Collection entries
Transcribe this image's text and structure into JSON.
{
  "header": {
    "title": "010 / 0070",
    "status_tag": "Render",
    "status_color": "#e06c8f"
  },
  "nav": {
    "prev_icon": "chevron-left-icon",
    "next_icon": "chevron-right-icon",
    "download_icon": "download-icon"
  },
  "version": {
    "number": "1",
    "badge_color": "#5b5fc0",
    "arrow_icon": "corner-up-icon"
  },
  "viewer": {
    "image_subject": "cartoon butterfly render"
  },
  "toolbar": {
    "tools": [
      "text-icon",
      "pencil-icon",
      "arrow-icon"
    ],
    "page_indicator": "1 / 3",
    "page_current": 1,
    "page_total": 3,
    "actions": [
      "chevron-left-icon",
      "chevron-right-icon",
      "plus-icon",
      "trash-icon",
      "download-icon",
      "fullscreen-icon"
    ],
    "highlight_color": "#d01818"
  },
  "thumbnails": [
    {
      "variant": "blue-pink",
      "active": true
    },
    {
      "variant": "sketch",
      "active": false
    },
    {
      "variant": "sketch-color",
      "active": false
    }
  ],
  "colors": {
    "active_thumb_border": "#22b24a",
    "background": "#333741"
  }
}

What is asked: Each line containing the word "sketch" counts once; report the total alone.

Correct response: 2